▶ [Short problem] Write out all of the records precisely. Skip anything that is a picture.

[Stored records]
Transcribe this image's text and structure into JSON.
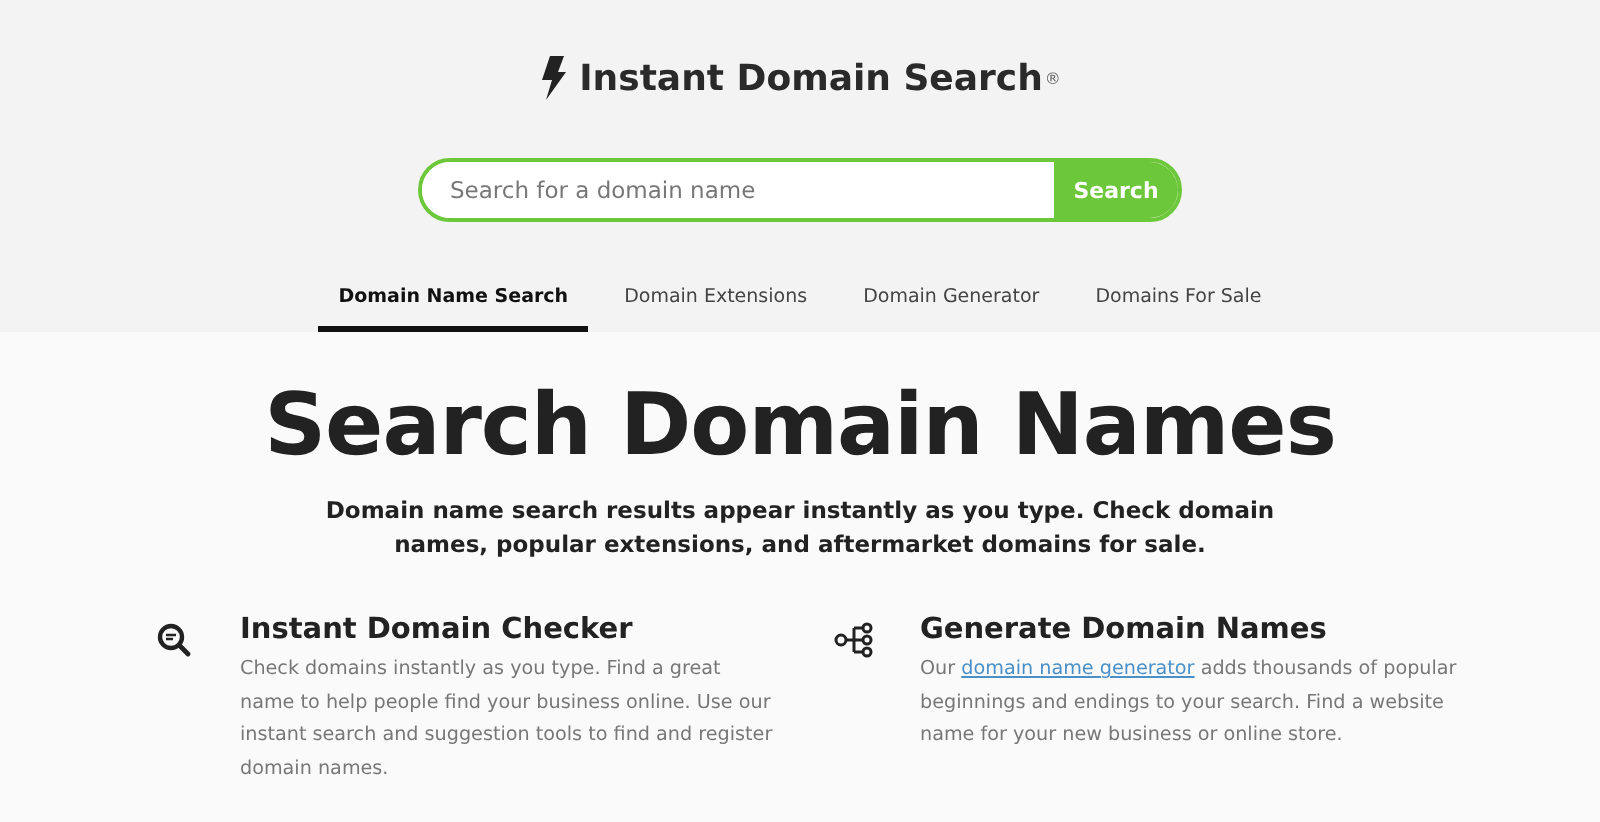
{
  "logo": {
    "text": "Instant Domain Search",
    "mark": "®"
  },
  "search": {
    "placeholder": "Search for a domain name",
    "button": "Search"
  },
  "tabs": [
    {
      "label": "Domain Name Search",
      "selected": true
    },
    {
      "label": "Domain Extensions",
      "selected": false
    },
    {
      "label": "Domain Generator",
      "selected": false
    },
    {
      "label": "Domains For Sale",
      "selected": false
    }
  ],
  "heading": "Search Domain Names",
  "intro": "Domain name search results appear instantly as you type. Check domain names, popular extensions, and aftermarket domains for sale.",
  "features": [
    {
      "kind": "checker",
      "title": "Instant Domain Checker",
      "description": [
        {
          "kind": "text",
          "text": "Check domains instantly as you type. Find a great name to help people find your business online. Use our instant search and suggestion tools to find and register domain names."
        }
      ]
    },
    {
      "kind": "generator",
      "title": "Generate Domain Names",
      "description": [
        {
          "kind": "text",
          "text": "Our "
        },
        {
          "kind": "link",
          "text": "domain name generator"
        },
        {
          "kind": "text",
          "text": " adds thousands of popular beginnings and endings to your search. Find a website name for your new business or online store."
        }
      ]
    }
  ]
}
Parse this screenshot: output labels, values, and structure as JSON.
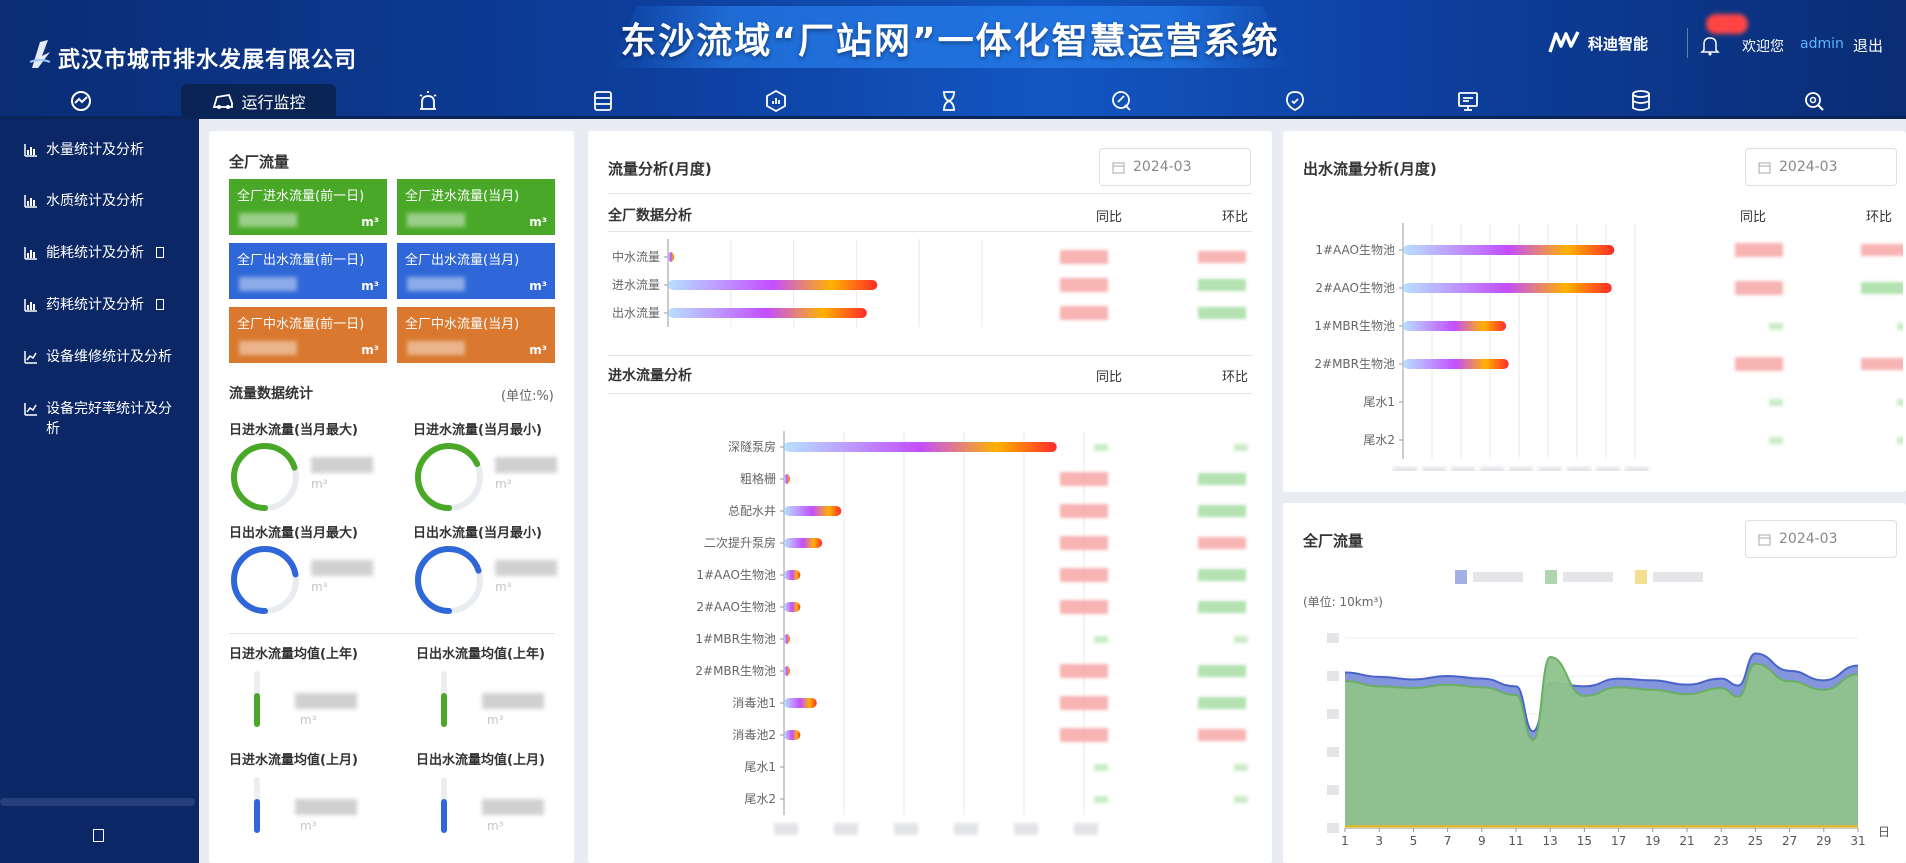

▶ [Full response]
Transcribe this image's text and structure into JSON.
{
  "logo": {
    "text": "Instant Domain Search",
    "mark": "®"
  },
  "search": {
    "placeholder": "Search for a domain name",
    "button": "Search"
  },
  "tabs": [
    {
      "label": "Domain Name Search",
      "selected": true
    },
    {
      "label": "Domain Extensions",
      "selected": false
    },
    {
      "label": "Domain Generator",
      "selected": false
    },
    {
      "label": "Domains For Sale",
      "selected": false
    }
  ],
  "heading": "Search Domain Names",
  "intro": "Domain name search results appear instantly as you type. Check domain names, popular extensions, and aftermarket domains for sale.",
  "features": [
    {
      "kind": "checker",
      "title": "Instant Domain Checker",
      "description": [
        {
          "kind": "text",
          "text": "Check domains instantly as you type. Find a great name to help people find your business online. Use our instant search and suggestion tools to find and register domain names."
        }
      ]
    },
    {
      "kind": "generator",
      "title": "Generate Domain Names",
      "description": [
        {
          "kind": "text",
          "text": "Our "
        },
        {
          "kind": "link",
          "text": "domain name generator"
        },
        {
          "kind": "text",
          "text": " adds thousands of popular beginnings and endings to your search. Find a website name for your new business or online store."
        }
      ]
    }
  ]
}
Parse this screenshot: output labels, values, and structure as JSON.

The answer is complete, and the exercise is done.